#### Material supplied
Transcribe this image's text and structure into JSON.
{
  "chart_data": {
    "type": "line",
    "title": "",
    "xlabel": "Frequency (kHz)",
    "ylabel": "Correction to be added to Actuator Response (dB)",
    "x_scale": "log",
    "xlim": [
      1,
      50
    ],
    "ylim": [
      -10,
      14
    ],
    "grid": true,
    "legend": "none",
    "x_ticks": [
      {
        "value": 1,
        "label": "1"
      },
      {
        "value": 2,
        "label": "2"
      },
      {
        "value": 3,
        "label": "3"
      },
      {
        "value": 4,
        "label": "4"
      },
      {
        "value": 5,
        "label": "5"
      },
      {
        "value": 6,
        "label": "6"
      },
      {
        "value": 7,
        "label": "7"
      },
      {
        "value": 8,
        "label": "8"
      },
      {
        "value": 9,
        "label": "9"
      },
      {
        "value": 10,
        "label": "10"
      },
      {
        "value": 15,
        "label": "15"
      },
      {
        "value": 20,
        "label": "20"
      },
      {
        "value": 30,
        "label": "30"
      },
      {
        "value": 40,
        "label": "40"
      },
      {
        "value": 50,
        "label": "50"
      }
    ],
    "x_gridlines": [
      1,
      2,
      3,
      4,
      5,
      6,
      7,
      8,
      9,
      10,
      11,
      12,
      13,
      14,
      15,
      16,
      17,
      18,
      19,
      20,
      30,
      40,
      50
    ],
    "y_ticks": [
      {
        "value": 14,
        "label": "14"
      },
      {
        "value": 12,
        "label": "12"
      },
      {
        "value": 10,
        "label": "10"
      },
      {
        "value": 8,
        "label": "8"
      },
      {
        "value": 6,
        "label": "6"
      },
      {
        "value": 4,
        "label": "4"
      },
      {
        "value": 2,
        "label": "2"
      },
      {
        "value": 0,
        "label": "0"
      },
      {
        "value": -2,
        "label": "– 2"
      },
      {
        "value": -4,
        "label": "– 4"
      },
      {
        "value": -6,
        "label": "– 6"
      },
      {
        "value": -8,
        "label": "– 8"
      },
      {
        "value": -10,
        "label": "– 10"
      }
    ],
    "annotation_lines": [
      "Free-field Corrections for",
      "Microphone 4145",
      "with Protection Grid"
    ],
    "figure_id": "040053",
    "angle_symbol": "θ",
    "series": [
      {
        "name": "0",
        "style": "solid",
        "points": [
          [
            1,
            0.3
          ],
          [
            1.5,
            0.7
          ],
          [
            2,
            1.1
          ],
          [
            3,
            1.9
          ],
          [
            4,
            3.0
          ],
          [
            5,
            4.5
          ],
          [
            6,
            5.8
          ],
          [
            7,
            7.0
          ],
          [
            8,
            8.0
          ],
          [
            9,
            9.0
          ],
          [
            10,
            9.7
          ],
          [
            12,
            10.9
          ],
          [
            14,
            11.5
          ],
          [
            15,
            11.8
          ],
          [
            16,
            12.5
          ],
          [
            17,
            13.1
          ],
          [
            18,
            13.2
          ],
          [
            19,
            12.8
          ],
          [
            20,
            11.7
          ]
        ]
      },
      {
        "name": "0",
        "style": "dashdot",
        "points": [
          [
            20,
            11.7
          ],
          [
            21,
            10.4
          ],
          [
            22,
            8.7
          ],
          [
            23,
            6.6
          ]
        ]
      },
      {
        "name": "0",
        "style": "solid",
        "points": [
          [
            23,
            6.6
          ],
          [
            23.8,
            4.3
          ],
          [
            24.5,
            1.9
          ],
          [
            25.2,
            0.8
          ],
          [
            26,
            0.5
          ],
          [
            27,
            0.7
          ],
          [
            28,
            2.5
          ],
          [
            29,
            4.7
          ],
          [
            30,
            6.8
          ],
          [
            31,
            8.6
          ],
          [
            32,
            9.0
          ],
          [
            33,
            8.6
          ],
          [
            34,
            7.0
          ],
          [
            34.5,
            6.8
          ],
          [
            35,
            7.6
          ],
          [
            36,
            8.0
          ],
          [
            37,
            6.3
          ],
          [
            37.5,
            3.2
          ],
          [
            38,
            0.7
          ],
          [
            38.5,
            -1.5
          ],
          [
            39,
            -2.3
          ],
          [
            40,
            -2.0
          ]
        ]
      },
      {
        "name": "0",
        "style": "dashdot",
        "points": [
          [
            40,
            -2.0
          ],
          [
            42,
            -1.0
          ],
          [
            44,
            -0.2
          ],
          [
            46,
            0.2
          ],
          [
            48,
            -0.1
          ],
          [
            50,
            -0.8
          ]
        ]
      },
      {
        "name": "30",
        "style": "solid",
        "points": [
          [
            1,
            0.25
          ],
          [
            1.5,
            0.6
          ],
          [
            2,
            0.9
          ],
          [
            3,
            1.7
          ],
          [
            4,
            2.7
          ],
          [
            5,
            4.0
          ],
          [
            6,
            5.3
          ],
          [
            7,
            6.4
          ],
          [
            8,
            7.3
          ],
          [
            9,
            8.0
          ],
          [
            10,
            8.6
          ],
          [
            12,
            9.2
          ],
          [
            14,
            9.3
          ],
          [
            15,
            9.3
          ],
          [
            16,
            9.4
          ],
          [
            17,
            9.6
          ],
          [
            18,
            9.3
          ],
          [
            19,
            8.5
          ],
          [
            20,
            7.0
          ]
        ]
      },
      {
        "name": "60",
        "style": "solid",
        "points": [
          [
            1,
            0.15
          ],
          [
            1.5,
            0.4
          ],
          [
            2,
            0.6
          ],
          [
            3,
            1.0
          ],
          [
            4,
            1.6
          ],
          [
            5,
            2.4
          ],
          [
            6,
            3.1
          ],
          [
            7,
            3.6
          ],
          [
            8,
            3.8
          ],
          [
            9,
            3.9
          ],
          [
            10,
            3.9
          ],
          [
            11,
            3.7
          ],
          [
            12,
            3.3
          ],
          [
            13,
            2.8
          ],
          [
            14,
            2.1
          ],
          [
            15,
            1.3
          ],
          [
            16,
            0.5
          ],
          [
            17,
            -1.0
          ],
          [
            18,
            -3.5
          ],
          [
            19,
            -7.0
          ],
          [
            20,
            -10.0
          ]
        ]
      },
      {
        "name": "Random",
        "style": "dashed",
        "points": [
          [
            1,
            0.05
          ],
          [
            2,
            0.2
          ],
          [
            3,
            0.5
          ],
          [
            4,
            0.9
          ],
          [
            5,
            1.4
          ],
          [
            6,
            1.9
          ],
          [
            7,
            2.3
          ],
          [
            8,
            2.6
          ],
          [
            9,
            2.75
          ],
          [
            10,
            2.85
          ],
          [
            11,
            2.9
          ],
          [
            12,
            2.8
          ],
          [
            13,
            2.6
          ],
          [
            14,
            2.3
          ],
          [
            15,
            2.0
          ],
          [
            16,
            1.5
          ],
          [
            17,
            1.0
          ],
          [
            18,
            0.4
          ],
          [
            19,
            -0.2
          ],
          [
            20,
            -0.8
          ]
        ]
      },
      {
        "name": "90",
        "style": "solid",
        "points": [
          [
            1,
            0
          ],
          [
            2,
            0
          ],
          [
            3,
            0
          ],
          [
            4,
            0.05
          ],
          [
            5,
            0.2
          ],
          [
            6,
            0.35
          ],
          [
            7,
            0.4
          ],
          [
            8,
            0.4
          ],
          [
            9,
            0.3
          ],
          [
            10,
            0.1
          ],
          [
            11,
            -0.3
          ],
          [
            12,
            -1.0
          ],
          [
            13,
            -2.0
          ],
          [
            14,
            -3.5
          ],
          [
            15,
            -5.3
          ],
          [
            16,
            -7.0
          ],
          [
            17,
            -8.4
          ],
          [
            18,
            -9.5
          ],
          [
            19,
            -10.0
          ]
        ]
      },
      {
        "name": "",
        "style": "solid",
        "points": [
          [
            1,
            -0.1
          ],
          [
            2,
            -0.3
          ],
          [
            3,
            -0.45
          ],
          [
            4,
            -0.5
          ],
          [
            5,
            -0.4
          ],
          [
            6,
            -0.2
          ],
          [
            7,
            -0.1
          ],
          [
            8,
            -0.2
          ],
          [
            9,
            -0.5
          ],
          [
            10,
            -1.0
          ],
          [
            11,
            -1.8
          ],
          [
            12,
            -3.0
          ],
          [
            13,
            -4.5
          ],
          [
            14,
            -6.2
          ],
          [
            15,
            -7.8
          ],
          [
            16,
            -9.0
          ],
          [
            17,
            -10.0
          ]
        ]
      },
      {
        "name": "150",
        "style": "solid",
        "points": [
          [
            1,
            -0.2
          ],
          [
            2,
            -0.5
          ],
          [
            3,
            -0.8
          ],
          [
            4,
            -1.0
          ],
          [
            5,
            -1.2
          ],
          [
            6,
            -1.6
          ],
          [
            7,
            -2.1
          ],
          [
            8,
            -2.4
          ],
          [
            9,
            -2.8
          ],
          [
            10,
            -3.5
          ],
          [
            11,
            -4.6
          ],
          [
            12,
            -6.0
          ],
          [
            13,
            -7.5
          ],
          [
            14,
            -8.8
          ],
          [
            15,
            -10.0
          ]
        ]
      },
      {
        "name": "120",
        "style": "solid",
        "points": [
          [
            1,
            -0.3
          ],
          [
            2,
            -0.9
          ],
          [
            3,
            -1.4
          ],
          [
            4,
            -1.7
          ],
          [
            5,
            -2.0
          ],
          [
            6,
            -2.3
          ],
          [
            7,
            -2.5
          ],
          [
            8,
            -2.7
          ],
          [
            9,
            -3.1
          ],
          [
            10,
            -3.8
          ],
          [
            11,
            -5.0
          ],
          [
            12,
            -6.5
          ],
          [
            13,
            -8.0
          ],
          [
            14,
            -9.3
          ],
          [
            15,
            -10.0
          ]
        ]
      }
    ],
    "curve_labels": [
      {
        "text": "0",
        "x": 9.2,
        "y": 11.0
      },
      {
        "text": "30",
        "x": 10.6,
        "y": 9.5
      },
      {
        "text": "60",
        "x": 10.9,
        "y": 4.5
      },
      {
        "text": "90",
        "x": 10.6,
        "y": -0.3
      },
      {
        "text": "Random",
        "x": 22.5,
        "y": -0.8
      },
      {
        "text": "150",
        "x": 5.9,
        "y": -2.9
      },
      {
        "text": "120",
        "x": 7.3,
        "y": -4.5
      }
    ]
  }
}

#### Exercise
Search the lines above for the string "text" and copy each line that has it.

#### Task answer
Transcribe this image's text and structure into JSON.
        "text": "0",
        "text": "30",
        "text": "60",
        "text": "90",
        "text": "Random",
        "text": "150",
        "text": "120",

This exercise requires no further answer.